**DO THIS:** Extract every line below, verbatim.

## Begin RECORD EXCERPTS

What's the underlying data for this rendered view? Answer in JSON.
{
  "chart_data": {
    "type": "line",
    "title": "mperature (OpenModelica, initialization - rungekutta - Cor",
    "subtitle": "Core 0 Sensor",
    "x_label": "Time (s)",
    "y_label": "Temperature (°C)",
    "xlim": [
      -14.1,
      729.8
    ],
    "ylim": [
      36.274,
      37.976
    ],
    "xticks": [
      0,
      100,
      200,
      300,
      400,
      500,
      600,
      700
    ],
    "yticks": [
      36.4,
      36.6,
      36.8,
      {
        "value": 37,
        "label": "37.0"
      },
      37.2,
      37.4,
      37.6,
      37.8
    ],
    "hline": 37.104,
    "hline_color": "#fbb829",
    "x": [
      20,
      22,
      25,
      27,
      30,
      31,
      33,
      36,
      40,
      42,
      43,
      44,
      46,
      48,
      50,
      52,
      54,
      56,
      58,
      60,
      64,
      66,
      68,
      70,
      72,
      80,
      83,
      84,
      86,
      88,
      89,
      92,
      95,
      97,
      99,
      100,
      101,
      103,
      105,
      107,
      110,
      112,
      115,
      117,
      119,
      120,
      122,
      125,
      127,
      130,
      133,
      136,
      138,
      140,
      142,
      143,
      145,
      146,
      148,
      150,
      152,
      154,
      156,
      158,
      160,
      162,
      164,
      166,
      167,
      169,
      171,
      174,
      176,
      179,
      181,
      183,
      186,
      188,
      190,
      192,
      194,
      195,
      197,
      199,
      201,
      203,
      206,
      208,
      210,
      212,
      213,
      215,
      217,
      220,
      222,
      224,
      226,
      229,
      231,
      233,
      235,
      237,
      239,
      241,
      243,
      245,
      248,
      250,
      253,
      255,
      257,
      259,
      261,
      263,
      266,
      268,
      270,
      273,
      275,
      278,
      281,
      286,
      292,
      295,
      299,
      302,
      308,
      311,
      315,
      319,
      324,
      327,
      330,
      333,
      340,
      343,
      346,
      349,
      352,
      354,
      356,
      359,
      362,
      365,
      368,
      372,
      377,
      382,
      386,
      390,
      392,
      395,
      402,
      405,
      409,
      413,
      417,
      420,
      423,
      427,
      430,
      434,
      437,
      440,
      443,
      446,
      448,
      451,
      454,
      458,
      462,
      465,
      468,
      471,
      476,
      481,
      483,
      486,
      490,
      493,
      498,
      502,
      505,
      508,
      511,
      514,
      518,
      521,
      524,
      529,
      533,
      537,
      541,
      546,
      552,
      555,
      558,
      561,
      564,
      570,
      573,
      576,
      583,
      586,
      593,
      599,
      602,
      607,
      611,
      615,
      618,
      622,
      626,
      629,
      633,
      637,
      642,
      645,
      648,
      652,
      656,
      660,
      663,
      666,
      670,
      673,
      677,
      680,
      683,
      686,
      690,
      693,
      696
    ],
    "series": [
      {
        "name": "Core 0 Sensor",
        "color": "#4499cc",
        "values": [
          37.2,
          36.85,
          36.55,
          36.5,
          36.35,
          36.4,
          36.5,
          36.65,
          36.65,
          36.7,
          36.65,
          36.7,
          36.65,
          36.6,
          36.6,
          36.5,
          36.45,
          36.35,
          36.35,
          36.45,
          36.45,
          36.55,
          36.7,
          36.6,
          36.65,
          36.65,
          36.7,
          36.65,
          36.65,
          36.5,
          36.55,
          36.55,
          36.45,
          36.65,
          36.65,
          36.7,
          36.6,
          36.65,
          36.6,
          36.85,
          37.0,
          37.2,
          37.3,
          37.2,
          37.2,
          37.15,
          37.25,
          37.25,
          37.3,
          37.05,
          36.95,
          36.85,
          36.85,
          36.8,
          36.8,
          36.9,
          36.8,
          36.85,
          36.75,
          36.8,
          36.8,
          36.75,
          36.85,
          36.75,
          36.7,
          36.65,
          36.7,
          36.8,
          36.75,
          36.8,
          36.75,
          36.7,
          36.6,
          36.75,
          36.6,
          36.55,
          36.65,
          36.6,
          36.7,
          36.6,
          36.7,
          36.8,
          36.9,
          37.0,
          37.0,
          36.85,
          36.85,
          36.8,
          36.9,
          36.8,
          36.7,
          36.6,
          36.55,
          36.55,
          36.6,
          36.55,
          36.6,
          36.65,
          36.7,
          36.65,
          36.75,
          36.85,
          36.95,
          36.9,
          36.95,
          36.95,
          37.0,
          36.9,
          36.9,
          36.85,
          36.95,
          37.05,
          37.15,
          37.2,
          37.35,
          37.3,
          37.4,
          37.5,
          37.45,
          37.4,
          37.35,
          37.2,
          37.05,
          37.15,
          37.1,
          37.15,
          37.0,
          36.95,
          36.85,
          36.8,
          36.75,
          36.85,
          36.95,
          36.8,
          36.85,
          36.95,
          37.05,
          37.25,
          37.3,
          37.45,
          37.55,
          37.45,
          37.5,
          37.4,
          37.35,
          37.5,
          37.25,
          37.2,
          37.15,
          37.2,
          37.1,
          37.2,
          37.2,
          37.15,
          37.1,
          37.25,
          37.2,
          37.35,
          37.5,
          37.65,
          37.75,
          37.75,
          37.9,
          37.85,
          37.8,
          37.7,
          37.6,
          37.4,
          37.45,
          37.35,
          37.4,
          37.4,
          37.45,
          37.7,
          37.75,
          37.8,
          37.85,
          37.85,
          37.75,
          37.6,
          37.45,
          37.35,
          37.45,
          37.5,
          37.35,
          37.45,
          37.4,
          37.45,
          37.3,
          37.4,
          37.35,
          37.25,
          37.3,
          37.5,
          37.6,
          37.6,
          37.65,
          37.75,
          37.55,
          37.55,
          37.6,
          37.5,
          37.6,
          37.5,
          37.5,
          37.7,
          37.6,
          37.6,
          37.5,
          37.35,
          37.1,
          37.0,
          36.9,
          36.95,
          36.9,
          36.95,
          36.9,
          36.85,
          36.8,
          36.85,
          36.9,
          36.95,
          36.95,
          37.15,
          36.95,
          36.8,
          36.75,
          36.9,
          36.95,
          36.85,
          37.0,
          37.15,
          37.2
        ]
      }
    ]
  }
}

## End RECORD EXCERPTS

**RESULT OF THIS TASK:**
What's the underlying data for this rendered view? Answer in JSON.
{
  "chart_data": {
    "type": "line",
    "title": "mperature (OpenModelica, initialization - rungekutta - Cor",
    "subtitle": "Core 0 Sensor",
    "x_label": "Time (s)",
    "y_label": "Temperature (°C)",
    "xlim": [
      -14.1,
      729.8
    ],
    "ylim": [
      36.274,
      37.976
    ],
    "xticks": [
      0,
      100,
      200,
      300,
      400,
      500,
      600,
      700
    ],
    "yticks": [
      36.4,
      36.6,
      36.8,
      {
        "value": 37,
        "label": "37.0"
      },
      37.2,
      37.4,
      37.6,
      37.8
    ],
    "hline": 37.104,
    "hline_color": "#fbb829",
    "x": [
      20,
      22,
      25,
      27,
      30,
      31,
      33,
      36,
      40,
      42,
      43,
      44,
      46,
      48,
      50,
      52,
      54,
      56,
      58,
      60,
      64,
      66,
      68,
      70,
      72,
      80,
      83,
      84,
      86,
      88,
      89,
      92,
      95,
      97,
      99,
      100,
      101,
      103,
      105,
      107,
      110,
      112,
      115,
      117,
      119,
      120,
      122,
      125,
      127,
      130,
      133,
      136,
      138,
      140,
      142,
      143,
      145,
      146,
      148,
      150,
      152,
      154,
      156,
      158,
      160,
      162,
      164,
      166,
      167,
      169,
      171,
      174,
      176,
      179,
      181,
      183,
      186,
      188,
      190,
      192,
      194,
      195,
      197,
      199,
      201,
      203,
      206,
      208,
      210,
      212,
      213,
      215,
      217,
      220,
      222,
      224,
      226,
      229,
      231,
      233,
      235,
      237,
      239,
      241,
      243,
      245,
      248,
      250,
      253,
      255,
      257,
      259,
      261,
      263,
      266,
      268,
      270,
      273,
      275,
      278,
      281,
      286,
      292,
      295,
      299,
      302,
      308,
      311,
      315,
      319,
      324,
      327,
      330,
      333,
      340,
      343,
      346,
      349,
      352,
      354,
      356,
      359,
      362,
      365,
      368,
      372,
      377,
      382,
      386,
      390,
      392,
      395,
      402,
      405,
      409,
      413,
      417,
      420,
      423,
      427,
      430,
      434,
      437,
      440,
      443,
      446,
      448,
      451,
      454,
      458,
      462,
      465,
      468,
      471,
      476,
      481,
      483,
      486,
      490,
      493,
      498,
      502,
      505,
      508,
      511,
      514,
      518,
      521,
      524,
      529,
      533,
      537,
      541,
      546,
      552,
      555,
      558,
      561,
      564,
      570,
      573,
      576,
      583,
      586,
      593,
      599,
      602,
      607,
      611,
      615,
      618,
      622,
      626,
      629,
      633,
      637,
      642,
      645,
      648,
      652,
      656,
      660,
      663,
      666,
      670,
      673,
      677,
      680,
      683,
      686,
      690,
      693,
      696
    ],
    "series": [
      {
        "name": "Core 0 Sensor",
        "color": "#4499cc",
        "values": [
          37.2,
          36.85,
          36.55,
          36.5,
          36.35,
          36.4,
          36.5,
          36.65,
          36.65,
          36.7,
          36.65,
          36.7,
          36.65,
          36.6,
          36.6,
          36.5,
          36.45,
          36.35,
          36.35,
          36.45,
          36.45,
          36.55,
          36.7,
          36.6,
          36.65,
          36.65,
          36.7,
          36.65,
          36.65,
          36.5,
          36.55,
          36.55,
          36.45,
          36.65,
          36.65,
          36.7,
          36.6,
          36.65,
          36.6,
          36.85,
          37.0,
          37.2,
          37.3,
          37.2,
          37.2,
          37.15,
          37.25,
          37.25,
          37.3,
          37.05,
          36.95,
          36.85,
          36.85,
          36.8,
          36.8,
          36.9,
          36.8,
          36.85,
          36.75,
          36.8,
          36.8,
          36.75,
          36.85,
          36.75,
          36.7,
          36.65,
          36.7,
          36.8,
          36.75,
          36.8,
          36.75,
          36.7,
          36.6,
          36.75,
          36.6,
          36.55,
          36.65,
          36.6,
          36.7,
          36.6,
          36.7,
          36.8,
          36.9,
          37.0,
          37.0,
          36.85,
          36.85,
          36.8,
          36.9,
          36.8,
          36.7,
          36.6,
          36.55,
          36.55,
          36.6,
          36.55,
          36.6,
          36.65,
          36.7,
          36.65,
          36.75,
          36.85,
          36.95,
          36.9,
          36.95,
          36.95,
          37.0,
          36.9,
          36.9,
          36.85,
          36.95,
          37.05,
          37.15,
          37.2,
          37.35,
          37.3,
          37.4,
          37.5,
          37.45,
          37.4,
          37.35,
          37.2,
          37.05,
          37.15,
          37.1,
          37.15,
          37.0,
          36.95,
          36.85,
          36.8,
          36.75,
          36.85,
          36.95,
          36.8,
          36.85,
          36.95,
          37.05,
          37.25,
          37.3,
          37.45,
          37.55,
          37.45,
          37.5,
          37.4,
          37.35,
          37.5,
          37.25,
          37.2,
          37.15,
          37.2,
          37.1,
          37.2,
          37.2,
          37.15,
          37.1,
          37.25,
          37.2,
          37.35,
          37.5,
          37.65,
          37.75,
          37.75,
          37.9,
          37.85,
          37.8,
          37.7,
          37.6,
          37.4,
          37.45,
          37.35,
          37.4,
          37.4,
          37.45,
          37.7,
          37.75,
          37.8,
          37.85,
          37.85,
          37.75,
          37.6,
          37.45,
          37.35,
          37.45,
          37.5,
          37.35,
          37.45,
          37.4,
          37.45,
          37.3,
          37.4,
          37.35,
          37.25,
          37.3,
          37.5,
          37.6,
          37.6,
          37.65,
          37.75,
          37.55,
          37.55,
          37.6,
          37.5,
          37.6,
          37.5,
          37.5,
          37.7,
          37.6,
          37.6,
          37.5,
          37.35,
          37.1,
          37.0,
          36.9,
          36.95,
          36.9,
          36.95,
          36.9,
          36.85,
          36.8,
          36.85,
          36.9,
          36.95,
          36.95,
          37.15,
          36.95,
          36.8,
          36.75,
          36.9,
          36.95,
          36.85,
          37.0,
          37.15,
          37.2
        ]
      }
    ]
  }
}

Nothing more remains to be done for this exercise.